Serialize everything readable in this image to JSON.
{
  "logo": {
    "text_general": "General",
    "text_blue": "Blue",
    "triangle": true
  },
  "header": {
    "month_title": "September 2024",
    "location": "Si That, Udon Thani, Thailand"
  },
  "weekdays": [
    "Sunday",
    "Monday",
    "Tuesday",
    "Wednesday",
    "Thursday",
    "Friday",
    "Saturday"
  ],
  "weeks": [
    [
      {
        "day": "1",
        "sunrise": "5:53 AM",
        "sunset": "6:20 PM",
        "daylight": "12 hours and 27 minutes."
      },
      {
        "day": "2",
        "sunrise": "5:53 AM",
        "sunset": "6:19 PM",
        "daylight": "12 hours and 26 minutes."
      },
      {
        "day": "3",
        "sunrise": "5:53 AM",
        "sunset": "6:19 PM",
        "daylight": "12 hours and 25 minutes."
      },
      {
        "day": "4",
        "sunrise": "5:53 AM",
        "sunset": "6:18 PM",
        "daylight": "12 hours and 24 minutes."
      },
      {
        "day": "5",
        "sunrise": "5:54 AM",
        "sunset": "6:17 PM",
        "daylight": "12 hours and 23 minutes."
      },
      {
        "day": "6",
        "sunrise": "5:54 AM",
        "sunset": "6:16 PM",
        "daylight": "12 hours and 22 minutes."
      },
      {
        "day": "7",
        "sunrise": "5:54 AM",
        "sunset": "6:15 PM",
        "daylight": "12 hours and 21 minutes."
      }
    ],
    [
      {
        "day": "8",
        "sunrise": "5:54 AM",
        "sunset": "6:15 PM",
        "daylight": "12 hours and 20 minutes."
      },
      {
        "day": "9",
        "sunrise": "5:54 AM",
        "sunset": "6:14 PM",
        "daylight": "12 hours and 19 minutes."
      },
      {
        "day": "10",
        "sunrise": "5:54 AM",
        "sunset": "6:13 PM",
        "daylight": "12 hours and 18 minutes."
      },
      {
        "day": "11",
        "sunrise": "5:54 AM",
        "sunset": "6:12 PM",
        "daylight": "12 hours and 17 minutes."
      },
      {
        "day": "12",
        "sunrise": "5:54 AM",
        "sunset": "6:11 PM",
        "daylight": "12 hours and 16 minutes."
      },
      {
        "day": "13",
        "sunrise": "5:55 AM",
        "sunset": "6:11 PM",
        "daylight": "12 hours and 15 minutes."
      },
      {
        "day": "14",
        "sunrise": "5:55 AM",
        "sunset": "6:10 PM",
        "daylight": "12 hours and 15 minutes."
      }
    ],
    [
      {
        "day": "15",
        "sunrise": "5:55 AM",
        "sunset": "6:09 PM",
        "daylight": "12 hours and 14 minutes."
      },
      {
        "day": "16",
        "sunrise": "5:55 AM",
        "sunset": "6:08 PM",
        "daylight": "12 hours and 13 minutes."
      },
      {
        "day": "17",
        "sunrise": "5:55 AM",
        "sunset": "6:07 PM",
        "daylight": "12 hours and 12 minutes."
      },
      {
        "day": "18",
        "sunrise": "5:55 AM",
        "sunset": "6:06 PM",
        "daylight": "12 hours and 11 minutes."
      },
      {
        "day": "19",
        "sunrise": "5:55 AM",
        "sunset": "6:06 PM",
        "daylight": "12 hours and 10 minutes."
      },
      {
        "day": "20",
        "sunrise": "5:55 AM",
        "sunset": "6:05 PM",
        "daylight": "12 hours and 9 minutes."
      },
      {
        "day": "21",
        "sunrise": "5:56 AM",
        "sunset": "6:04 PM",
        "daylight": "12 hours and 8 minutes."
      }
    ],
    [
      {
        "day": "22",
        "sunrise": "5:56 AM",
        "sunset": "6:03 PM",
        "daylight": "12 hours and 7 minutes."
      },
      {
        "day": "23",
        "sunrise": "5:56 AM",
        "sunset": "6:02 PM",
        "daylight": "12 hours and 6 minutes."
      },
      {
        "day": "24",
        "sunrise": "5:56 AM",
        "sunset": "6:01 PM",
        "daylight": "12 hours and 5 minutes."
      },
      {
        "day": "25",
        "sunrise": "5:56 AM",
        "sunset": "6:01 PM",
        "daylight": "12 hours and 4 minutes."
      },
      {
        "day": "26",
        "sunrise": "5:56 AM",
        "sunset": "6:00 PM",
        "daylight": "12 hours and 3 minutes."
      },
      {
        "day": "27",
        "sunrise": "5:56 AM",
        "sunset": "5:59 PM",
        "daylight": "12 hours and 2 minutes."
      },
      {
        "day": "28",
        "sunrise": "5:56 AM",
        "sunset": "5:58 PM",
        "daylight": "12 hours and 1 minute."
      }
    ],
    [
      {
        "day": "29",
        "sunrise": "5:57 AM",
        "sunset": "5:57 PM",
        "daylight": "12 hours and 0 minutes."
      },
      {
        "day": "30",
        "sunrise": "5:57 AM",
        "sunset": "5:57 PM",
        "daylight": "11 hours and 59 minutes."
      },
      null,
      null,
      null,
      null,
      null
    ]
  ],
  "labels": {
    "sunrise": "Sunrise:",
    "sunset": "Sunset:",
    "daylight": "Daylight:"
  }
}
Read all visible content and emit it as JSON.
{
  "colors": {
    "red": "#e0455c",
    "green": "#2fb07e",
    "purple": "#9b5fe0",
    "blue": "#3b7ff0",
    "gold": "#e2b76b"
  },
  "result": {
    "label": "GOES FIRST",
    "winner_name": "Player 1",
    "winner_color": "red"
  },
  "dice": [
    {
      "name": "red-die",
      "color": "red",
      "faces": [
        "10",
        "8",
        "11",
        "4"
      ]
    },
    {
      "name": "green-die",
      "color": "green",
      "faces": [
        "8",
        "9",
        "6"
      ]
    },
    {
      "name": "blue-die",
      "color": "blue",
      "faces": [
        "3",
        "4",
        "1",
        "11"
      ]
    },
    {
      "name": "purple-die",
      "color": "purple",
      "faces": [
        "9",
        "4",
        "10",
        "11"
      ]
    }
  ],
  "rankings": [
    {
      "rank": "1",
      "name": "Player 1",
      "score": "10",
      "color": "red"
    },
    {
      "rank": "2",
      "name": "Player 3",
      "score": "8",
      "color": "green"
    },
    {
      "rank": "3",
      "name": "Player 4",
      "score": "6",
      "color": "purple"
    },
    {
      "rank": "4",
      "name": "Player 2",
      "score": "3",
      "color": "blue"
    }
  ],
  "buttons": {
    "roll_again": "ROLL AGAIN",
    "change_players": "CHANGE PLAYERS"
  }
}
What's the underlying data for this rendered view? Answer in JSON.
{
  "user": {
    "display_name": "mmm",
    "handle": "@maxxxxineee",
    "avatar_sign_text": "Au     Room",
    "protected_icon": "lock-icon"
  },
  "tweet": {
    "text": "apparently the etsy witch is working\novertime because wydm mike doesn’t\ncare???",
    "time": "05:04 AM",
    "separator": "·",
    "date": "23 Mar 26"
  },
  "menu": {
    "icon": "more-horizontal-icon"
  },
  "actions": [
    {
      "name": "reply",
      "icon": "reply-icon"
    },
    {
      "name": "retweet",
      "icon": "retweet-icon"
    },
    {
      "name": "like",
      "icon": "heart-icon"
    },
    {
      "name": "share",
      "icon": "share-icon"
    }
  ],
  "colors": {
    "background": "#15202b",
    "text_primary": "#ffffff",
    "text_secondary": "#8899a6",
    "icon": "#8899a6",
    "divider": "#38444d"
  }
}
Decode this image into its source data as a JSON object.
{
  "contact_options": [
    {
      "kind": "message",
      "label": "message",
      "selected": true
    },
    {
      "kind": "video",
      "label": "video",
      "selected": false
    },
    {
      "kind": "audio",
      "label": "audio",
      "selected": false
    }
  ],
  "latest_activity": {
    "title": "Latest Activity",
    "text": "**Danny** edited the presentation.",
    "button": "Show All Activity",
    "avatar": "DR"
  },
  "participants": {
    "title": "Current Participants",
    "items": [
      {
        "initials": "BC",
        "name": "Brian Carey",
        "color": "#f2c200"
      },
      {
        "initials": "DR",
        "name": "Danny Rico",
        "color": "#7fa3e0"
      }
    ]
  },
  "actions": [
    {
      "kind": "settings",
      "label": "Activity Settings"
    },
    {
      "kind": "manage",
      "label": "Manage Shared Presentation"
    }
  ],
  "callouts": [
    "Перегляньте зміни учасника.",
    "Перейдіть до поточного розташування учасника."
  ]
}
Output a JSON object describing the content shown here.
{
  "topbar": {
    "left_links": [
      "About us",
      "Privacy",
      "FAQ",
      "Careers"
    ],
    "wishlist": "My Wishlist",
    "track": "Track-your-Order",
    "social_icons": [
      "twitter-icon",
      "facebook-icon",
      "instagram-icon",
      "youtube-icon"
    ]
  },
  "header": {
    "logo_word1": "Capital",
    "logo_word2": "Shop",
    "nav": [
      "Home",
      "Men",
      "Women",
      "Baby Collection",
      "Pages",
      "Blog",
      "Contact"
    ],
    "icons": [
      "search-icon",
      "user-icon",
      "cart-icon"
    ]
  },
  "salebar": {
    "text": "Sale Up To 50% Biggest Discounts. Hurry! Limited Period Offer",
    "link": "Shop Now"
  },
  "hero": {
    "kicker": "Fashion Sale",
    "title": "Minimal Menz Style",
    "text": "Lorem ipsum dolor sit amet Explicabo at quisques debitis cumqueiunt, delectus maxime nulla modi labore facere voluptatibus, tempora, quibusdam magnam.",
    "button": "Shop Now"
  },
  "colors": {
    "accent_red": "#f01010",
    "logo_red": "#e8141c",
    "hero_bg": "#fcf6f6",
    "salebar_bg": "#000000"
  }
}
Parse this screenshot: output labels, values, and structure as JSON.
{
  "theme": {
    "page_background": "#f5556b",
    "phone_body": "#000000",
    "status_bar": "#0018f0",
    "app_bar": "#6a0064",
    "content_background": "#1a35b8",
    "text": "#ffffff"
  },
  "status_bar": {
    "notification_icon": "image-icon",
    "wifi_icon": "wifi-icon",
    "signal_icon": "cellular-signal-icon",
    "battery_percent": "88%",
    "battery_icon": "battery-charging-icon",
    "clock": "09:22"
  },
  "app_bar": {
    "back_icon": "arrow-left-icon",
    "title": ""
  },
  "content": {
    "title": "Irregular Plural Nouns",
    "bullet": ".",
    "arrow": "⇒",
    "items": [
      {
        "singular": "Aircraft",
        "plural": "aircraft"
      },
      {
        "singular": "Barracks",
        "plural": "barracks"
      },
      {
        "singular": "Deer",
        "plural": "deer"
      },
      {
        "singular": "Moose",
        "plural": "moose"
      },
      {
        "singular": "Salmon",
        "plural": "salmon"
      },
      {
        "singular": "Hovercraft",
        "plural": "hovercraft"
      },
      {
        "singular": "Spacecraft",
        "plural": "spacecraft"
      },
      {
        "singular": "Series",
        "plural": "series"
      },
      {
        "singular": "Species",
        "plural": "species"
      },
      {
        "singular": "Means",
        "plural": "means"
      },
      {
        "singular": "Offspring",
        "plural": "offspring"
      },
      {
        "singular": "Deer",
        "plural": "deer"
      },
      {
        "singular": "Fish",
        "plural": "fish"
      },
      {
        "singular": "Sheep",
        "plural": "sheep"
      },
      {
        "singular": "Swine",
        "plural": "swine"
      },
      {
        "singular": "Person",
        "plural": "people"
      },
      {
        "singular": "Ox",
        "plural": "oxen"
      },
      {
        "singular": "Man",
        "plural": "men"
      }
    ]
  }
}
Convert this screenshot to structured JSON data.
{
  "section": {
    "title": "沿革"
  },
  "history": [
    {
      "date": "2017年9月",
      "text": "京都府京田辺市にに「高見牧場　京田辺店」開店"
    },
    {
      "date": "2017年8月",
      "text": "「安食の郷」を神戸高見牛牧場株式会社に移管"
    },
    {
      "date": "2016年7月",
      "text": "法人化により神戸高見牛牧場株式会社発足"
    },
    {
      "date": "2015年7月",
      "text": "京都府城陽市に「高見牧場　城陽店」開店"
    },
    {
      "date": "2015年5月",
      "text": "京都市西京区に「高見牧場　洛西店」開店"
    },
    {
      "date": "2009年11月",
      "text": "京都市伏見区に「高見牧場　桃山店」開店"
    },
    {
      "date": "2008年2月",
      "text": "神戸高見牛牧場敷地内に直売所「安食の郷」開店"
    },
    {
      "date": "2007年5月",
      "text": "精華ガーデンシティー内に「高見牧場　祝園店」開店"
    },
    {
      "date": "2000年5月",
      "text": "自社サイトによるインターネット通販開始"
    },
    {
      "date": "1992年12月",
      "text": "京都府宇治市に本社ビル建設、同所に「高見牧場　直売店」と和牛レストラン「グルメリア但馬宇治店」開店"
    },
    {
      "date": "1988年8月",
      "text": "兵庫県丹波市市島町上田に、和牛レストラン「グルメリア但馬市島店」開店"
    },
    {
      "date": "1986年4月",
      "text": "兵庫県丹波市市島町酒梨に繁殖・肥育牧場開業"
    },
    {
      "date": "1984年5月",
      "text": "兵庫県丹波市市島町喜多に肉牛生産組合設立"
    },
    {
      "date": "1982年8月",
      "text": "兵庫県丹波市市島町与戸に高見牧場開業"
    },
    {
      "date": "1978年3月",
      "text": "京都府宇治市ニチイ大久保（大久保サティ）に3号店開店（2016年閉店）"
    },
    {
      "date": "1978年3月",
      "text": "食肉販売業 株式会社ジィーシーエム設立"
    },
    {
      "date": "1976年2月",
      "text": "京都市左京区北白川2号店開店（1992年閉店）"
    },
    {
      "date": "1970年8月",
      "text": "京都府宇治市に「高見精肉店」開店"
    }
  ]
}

| YOUR GOAL |
Among the entries above, how many lines hold the string "image"? Give the number by itself.

| ANSWER TO THE PROBLEM |
3